### [The request]
Transcribe the data in full and exactly, omitting any pictures.

### [Items from a figure collection]
_ _ _ _
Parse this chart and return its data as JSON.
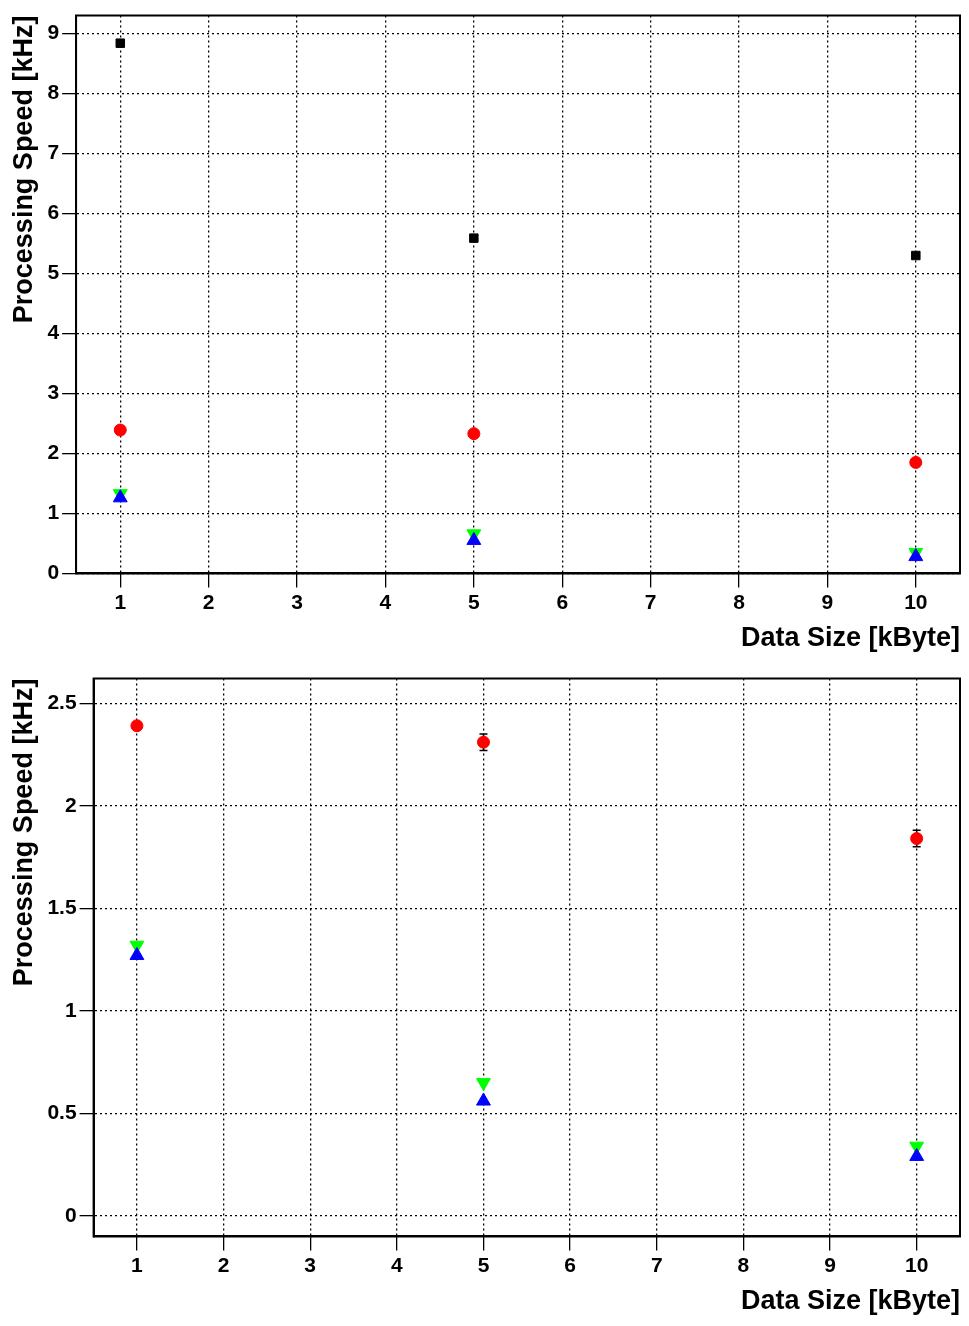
{
  "chart_data": [
    {
      "type": "scatter",
      "xlabel": "Data Size [kByte]",
      "ylabel": "Processing Speed [kHz]",
      "x": [
        1,
        5,
        10
      ],
      "xlim": [
        0.5,
        10.5
      ],
      "xticks": [
        1,
        2,
        3,
        4,
        5,
        6,
        7,
        8,
        9,
        10
      ],
      "ylim": [
        0,
        9.3
      ],
      "yticks": [
        0,
        1,
        2,
        3,
        4,
        5,
        6,
        7,
        8,
        9
      ],
      "grid": true,
      "legend": false,
      "series": [
        {
          "color": "#000000",
          "marker": "square",
          "values": [
            8.84,
            5.59,
            5.3
          ]
        },
        {
          "color": "#ff0000",
          "marker": "circle",
          "values": [
            2.39,
            2.33,
            1.85
          ]
        },
        {
          "color": "#00ff00",
          "marker": "triangle-down",
          "values": [
            1.33,
            0.66,
            0.35
          ]
        },
        {
          "color": "#0000ff",
          "marker": "triangle",
          "values": [
            1.26,
            0.55,
            0.28
          ]
        }
      ]
    },
    {
      "type": "scatter",
      "xlabel": "Data Size [kByte]",
      "ylabel": "Processing Speed [kHz]",
      "x": [
        1,
        5,
        10
      ],
      "xlim": [
        0.5,
        10.5
      ],
      "xticks": [
        1,
        2,
        3,
        4,
        5,
        6,
        7,
        8,
        9,
        10
      ],
      "ylim": [
        -0.1,
        2.62
      ],
      "yticks": [
        0,
        0.5,
        1,
        1.5,
        2,
        2.5
      ],
      "grid": true,
      "legend": false,
      "series": [
        {
          "color": "#ff0000",
          "marker": "circle",
          "values": [
            2.39,
            2.31,
            1.84
          ],
          "errors": [
            null,
            0.04,
            0.04
          ]
        },
        {
          "color": "#00ff00",
          "marker": "triangle-down",
          "values": [
            1.32,
            0.65,
            0.34
          ]
        },
        {
          "color": "#0000ff",
          "marker": "triangle",
          "values": [
            1.27,
            0.56,
            0.29
          ]
        }
      ]
    }
  ]
}
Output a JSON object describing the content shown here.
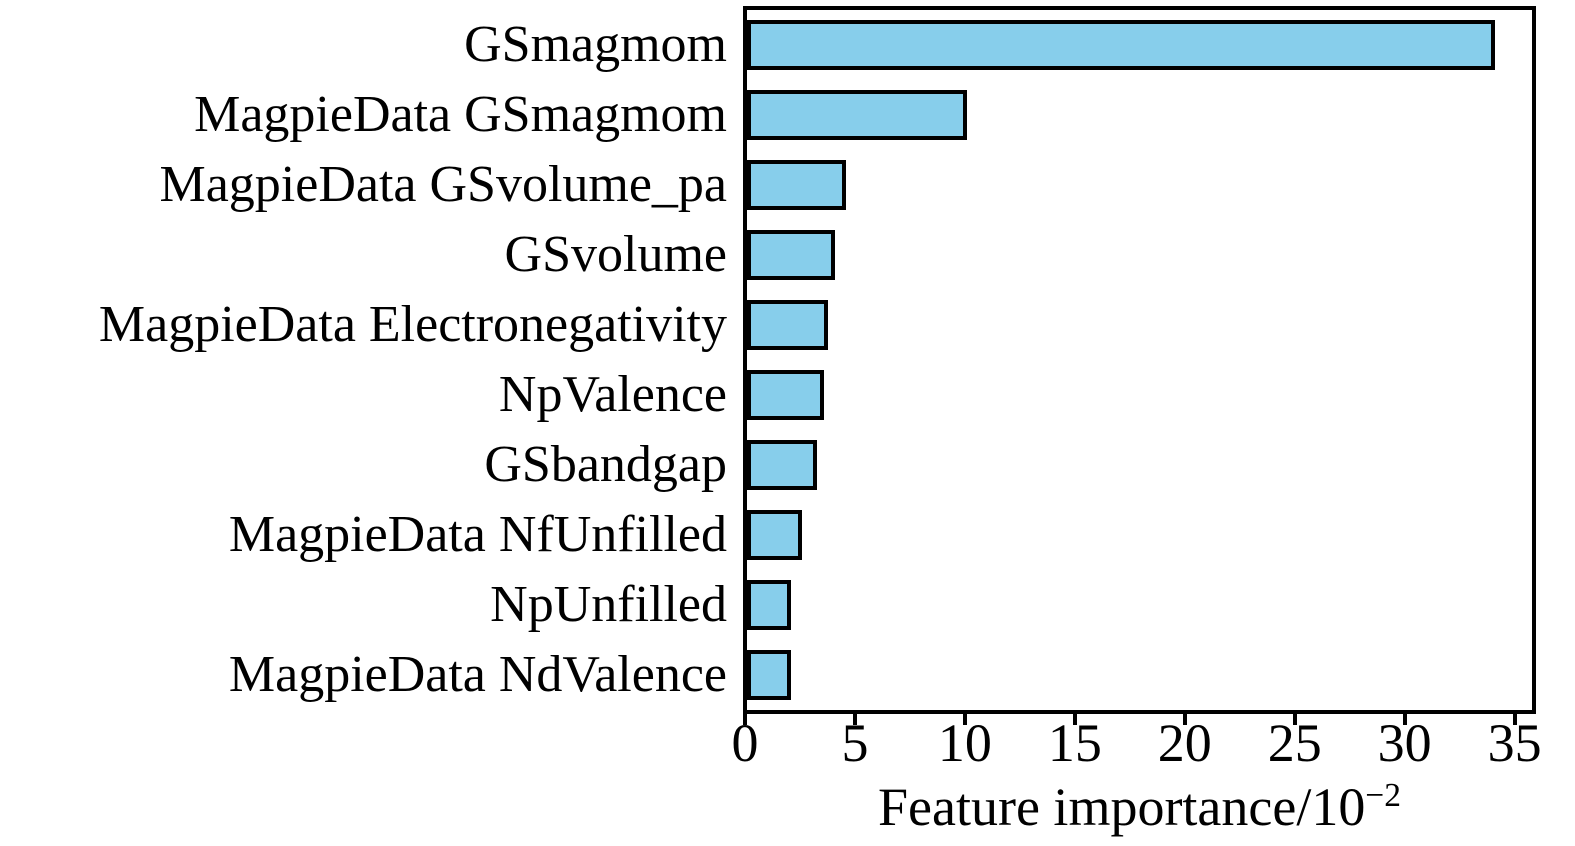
{
  "figure": {
    "background_color": "#ffffff",
    "text_color": "#000000"
  },
  "chart_data": {
    "type": "bar",
    "orientation": "horizontal",
    "title": "",
    "categories": [
      "GSmagmom",
      "MagpieData GSmagmom",
      "MagpieData GSvolume_pa",
      "GSvolume",
      "MagpieData Electronegativity",
      "NpValence",
      "GSbandgap",
      "MagpieData NfUnfilled",
      "NpUnfilled",
      "MagpieData NdValence"
    ],
    "values": [
      34,
      10,
      4.5,
      4.0,
      3.7,
      3.5,
      3.2,
      2.5,
      2.0,
      2.0
    ],
    "xlabel": "Feature importance/10⁻²",
    "xlabel_base": "Feature importance/10",
    "xlabel_superscript": "−2",
    "ylabel": "",
    "xticks": [
      0,
      5,
      10,
      15,
      20,
      25,
      30,
      35
    ],
    "xlim": [
      0,
      35.7
    ],
    "grid": false,
    "legend": false,
    "bar_color": "#87CEEB",
    "bar_edge_color": "#000000",
    "axis_color": "#000000"
  }
}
_ _ _ _
### [Written answer]
Parse this chart and return its data as JSON.
{
  "chart_data": [
    {
      "type": "scatter",
      "xlabel": "Data Size [kByte]",
      "ylabel": "Processing Speed [kHz]",
      "x": [
        1,
        5,
        10
      ],
      "xlim": [
        0.5,
        10.5
      ],
      "xticks": [
        1,
        2,
        3,
        4,
        5,
        6,
        7,
        8,
        9,
        10
      ],
      "ylim": [
        0,
        9.3
      ],
      "yticks": [
        0,
        1,
        2,
        3,
        4,
        5,
        6,
        7,
        8,
        9
      ],
      "grid": true,
      "legend": false,
      "series": [
        {
          "color": "#000000",
          "marker": "square",
          "values": [
            8.84,
            5.59,
            5.3
          ]
        },
        {
          "color": "#ff0000",
          "marker": "circle",
          "values": [
            2.39,
            2.33,
            1.85
          ]
        },
        {
          "color": "#00ff00",
          "marker": "triangle-down",
          "values": [
            1.33,
            0.66,
            0.35
          ]
        },
        {
          "color": "#0000ff",
          "marker": "triangle",
          "values": [
            1.26,
            0.55,
            0.28
          ]
        }
      ]
    },
    {
      "type": "scatter",
      "xlabel": "Data Size [kByte]",
      "ylabel": "Processing Speed [kHz]",
      "x": [
        1,
        5,
        10
      ],
      "xlim": [
        0.5,
        10.5
      ],
      "xticks": [
        1,
        2,
        3,
        4,
        5,
        6,
        7,
        8,
        9,
        10
      ],
      "ylim": [
        -0.1,
        2.62
      ],
      "yticks": [
        0,
        0.5,
        1,
        1.5,
        2,
        2.5
      ],
      "grid": true,
      "legend": false,
      "series": [
        {
          "color": "#ff0000",
          "marker": "circle",
          "values": [
            2.39,
            2.31,
            1.84
          ],
          "errors": [
            null,
            0.04,
            0.04
          ]
        },
        {
          "color": "#00ff00",
          "marker": "triangle-down",
          "values": [
            1.32,
            0.65,
            0.34
          ]
        },
        {
          "color": "#0000ff",
          "marker": "triangle",
          "values": [
            1.27,
            0.56,
            0.29
          ]
        }
      ]
    }
  ]
}
Output a JSON object describing the content shown here.
{
  "figure": {
    "background_color": "#ffffff",
    "text_color": "#000000"
  },
  "chart_data": {
    "type": "bar",
    "orientation": "horizontal",
    "title": "",
    "categories": [
      "GSmagmom",
      "MagpieData GSmagmom",
      "MagpieData GSvolume_pa",
      "GSvolume",
      "MagpieData Electronegativity",
      "NpValence",
      "GSbandgap",
      "MagpieData NfUnfilled",
      "NpUnfilled",
      "MagpieData NdValence"
    ],
    "values": [
      34,
      10,
      4.5,
      4.0,
      3.7,
      3.5,
      3.2,
      2.5,
      2.0,
      2.0
    ],
    "xlabel": "Feature importance/10⁻²",
    "xlabel_base": "Feature importance/10",
    "xlabel_superscript": "−2",
    "ylabel": "",
    "xticks": [
      0,
      5,
      10,
      15,
      20,
      25,
      30,
      35
    ],
    "xlim": [
      0,
      35.7
    ],
    "grid": false,
    "legend": false,
    "bar_color": "#87CEEB",
    "bar_edge_color": "#000000",
    "axis_color": "#000000"
  }
}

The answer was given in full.